BEGIN

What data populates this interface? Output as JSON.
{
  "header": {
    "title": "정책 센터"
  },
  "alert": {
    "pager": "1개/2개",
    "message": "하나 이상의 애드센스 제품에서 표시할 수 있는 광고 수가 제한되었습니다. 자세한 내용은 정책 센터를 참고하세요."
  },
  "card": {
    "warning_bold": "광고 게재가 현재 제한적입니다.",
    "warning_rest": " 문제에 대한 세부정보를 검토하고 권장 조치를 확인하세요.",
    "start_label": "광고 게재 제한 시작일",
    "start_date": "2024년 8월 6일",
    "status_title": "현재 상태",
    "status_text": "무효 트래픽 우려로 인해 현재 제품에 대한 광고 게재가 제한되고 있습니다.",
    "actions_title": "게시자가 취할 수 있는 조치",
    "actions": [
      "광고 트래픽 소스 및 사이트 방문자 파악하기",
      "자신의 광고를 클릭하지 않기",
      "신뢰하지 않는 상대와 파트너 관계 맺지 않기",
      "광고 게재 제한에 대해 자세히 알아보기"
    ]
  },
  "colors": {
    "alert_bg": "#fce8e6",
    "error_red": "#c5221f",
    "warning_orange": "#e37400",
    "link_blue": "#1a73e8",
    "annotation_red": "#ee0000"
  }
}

END

### What you are asked to do
From the records above, extract every entry exactly as given.

### Result of the task
What data populates this interface? Output as JSON.
{
  "header": {
    "title": "정책 센터"
  },
  "alert": {
    "pager": "1개/2개",
    "message": "하나 이상의 애드센스 제품에서 표시할 수 있는 광고 수가 제한되었습니다. 자세한 내용은 정책 센터를 참고하세요."
  },
  "card": {
    "warning_bold": "광고 게재가 현재 제한적입니다.",
    "warning_rest": " 문제에 대한 세부정보를 검토하고 권장 조치를 확인하세요.",
    "start_label": "광고 게재 제한 시작일",
    "start_date": "2024년 8월 6일",
    "status_title": "현재 상태",
    "status_text": "무효 트래픽 우려로 인해 현재 제품에 대한 광고 게재가 제한되고 있습니다.",
    "actions_title": "게시자가 취할 수 있는 조치",
    "actions": [
      "광고 트래픽 소스 및 사이트 방문자 파악하기",
      "자신의 광고를 클릭하지 않기",
      "신뢰하지 않는 상대와 파트너 관계 맺지 않기",
      "광고 게재 제한에 대해 자세히 알아보기"
    ]
  },
  "colors": {
    "alert_bg": "#fce8e6",
    "error_red": "#c5221f",
    "warning_orange": "#e37400",
    "link_blue": "#1a73e8",
    "annotation_red": "#ee0000"
  }
}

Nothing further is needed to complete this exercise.